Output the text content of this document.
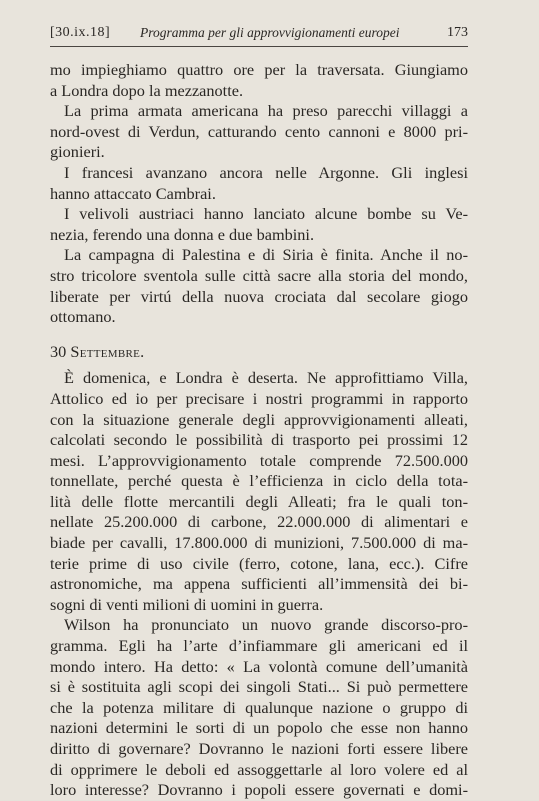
[30.ix.18] Programma per gli approvvigionamenti europei	173
mo impieghiamo quattro ore per la traversata. Giungiamo
a Londra dopo la mezzanotte.
La prima armata americana ha preso parecchi villaggi a
nord-ovest di Verdun, catturando cento cannoni e 8000 pri-
gionieri.
I francesi avanzano ancora nelle Argonne. Gli inglesi
hanno attaccato Cambrai.
I velivoli austriaci hanno lanciato alcune bombe su Ve-
nezia, ferendo una donna e due bambini.
La campagna di Palestina e di Siria è finita. Anche il no-
stro tricolore sventola sulle città sacre alla storia del mondo,
liberate per virtú della nuova crociata dal secolare giogo
ottomano.
30 Settembre.
È domenica, e Londra è deserta. Ne approfittiamo Villa,
Attolico ed io per precisare i nostri programmi in rapporto
con la situazione generale degli approvvigionamenti alleati,
calcolati secondo le possibilità di trasporto pei prossimi 12
mesi. L’approvvigionamento totale comprende 72.500.000
tonnellate, perché questa è l’efficienza in ciclo della tota-
lità delle flotte mercantili degli Alleati; fra le quali ton-
nellate 25.200.000 di carbone, 22.000.000 di alimentari e
biade per cavalli, 17.800.000 di munizioni, 7.500.000 di ma-
terie prime di uso civile (ferro, cotone, lana, ecc.). Cifre
astronomiche, ma appena sufficienti all’immensità dei bi-
sogni di venti milioni di uomini in guerra.
Wilson ha pronunciato un nuovo grande discorso-pro-
gramma. Egli ha l’arte d’infiammare gli americani ed il
mondo intero. Ha detto: « La volontà comune dell’umanità
si è sostituita agli scopi dei singoli Stati... Si può permettere
che la potenza militare di qualunque nazione o gruppo di
nazioni determini le sorti di un popolo che esse non hanno
diritto di governare? Dovranno le nazioni forti essere libere
di opprimere le deboli ed assoggettarle al loro volere ed al
loro interesse? Dovranno i popoli essere governati e domi-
• • • • •
● **AIM**
Pull out all lines of the data with the string "hanno".

● **OUTPUT**
hanno attaccato Cambrai.
I velivoli austriaci hanno lanciato alcune bombe su Ve-
nazioni determini le sorti di un popolo che esse non hanno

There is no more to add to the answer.